> Work item: For the records below, give the number of lines in which "High" appears, and add nothing else.
++++ Recorded information ++++
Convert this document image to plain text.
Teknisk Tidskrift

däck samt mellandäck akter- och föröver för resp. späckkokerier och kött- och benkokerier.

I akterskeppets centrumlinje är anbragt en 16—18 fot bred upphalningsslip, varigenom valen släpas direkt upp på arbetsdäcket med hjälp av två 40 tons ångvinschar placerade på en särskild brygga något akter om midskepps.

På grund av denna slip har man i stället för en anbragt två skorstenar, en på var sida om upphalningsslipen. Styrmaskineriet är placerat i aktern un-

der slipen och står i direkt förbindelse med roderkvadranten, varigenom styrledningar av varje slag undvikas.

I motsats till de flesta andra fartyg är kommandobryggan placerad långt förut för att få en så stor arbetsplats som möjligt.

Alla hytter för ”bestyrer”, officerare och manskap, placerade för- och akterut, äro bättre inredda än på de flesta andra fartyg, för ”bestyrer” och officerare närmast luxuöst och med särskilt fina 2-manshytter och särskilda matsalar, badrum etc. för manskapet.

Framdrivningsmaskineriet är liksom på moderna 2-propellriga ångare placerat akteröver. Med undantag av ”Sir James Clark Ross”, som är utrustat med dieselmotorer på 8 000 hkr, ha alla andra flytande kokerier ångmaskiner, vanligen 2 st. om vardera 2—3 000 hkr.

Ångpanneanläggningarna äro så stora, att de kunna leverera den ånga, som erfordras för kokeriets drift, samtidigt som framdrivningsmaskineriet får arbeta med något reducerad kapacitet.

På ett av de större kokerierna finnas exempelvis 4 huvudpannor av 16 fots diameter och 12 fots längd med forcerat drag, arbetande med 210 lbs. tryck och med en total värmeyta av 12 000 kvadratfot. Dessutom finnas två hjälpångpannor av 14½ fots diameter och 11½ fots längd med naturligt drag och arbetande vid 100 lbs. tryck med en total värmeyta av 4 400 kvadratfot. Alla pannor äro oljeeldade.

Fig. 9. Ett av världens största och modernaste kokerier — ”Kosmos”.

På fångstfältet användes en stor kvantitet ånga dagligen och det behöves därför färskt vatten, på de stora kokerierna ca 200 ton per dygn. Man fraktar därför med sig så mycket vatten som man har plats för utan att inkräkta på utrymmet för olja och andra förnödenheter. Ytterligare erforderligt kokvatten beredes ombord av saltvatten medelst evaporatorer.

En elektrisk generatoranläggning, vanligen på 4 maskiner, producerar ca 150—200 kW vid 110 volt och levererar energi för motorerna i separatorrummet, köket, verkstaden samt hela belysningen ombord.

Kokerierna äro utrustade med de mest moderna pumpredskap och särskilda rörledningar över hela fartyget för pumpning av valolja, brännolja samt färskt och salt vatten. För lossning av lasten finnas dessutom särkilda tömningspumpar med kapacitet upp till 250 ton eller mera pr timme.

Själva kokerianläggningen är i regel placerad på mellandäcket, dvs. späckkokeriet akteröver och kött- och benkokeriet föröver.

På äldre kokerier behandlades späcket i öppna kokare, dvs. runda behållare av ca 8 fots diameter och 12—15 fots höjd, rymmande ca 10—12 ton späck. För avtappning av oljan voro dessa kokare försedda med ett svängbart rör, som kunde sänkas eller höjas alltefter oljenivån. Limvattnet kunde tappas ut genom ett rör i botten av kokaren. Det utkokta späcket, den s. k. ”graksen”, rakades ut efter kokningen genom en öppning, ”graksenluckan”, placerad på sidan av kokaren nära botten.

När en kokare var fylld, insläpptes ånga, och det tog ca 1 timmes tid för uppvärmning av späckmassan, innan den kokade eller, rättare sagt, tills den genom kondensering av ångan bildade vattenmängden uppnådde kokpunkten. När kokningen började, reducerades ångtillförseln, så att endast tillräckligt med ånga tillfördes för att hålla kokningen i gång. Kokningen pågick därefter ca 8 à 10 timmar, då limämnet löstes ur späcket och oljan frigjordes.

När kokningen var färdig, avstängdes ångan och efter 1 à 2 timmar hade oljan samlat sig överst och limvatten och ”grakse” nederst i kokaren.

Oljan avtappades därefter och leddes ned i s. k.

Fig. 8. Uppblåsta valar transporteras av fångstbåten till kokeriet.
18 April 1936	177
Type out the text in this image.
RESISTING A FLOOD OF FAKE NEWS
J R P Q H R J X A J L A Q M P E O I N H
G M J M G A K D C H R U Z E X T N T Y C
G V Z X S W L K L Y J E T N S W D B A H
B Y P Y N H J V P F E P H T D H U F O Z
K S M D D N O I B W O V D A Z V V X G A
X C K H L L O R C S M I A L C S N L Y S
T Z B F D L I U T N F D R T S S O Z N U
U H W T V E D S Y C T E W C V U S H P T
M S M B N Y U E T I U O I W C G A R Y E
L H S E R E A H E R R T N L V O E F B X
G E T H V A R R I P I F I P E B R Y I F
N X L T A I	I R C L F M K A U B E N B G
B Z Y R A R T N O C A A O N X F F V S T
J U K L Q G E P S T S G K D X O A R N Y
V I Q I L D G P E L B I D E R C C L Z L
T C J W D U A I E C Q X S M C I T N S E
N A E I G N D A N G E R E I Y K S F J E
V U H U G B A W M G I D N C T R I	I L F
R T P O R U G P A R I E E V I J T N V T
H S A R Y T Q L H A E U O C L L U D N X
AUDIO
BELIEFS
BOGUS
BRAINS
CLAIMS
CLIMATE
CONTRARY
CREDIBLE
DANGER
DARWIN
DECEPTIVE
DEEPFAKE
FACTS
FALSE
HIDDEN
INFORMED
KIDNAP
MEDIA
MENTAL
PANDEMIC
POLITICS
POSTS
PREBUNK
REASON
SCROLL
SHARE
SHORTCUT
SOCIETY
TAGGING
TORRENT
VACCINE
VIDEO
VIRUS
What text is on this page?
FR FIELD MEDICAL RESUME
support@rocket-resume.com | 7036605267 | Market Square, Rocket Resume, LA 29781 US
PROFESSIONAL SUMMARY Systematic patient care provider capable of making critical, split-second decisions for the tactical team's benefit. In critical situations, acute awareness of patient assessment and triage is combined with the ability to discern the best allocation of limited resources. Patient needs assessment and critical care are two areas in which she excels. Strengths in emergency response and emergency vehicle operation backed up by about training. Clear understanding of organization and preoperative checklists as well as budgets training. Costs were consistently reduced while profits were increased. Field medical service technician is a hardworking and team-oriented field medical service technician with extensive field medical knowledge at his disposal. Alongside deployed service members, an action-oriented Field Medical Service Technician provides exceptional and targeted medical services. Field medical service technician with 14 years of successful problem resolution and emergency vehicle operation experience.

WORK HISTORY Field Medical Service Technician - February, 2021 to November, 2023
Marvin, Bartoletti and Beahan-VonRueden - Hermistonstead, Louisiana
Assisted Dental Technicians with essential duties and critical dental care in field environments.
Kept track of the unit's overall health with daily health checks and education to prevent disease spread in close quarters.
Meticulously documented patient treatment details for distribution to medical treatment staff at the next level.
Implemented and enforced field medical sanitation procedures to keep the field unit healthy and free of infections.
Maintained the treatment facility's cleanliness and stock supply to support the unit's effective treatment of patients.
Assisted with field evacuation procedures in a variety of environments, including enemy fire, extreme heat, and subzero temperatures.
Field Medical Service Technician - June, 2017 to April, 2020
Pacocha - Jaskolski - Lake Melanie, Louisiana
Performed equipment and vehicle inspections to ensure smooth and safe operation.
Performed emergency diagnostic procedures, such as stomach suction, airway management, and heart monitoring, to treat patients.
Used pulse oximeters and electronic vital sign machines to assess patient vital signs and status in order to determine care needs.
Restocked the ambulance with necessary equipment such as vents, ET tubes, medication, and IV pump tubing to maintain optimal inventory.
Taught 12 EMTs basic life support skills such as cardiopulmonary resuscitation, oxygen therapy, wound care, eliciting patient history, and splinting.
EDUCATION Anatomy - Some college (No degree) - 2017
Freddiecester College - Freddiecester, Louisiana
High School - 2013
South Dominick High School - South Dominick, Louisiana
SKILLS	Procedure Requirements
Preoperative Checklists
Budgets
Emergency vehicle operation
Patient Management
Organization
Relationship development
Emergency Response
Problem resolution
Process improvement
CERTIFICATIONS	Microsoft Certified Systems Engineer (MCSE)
++++
> Output below: 2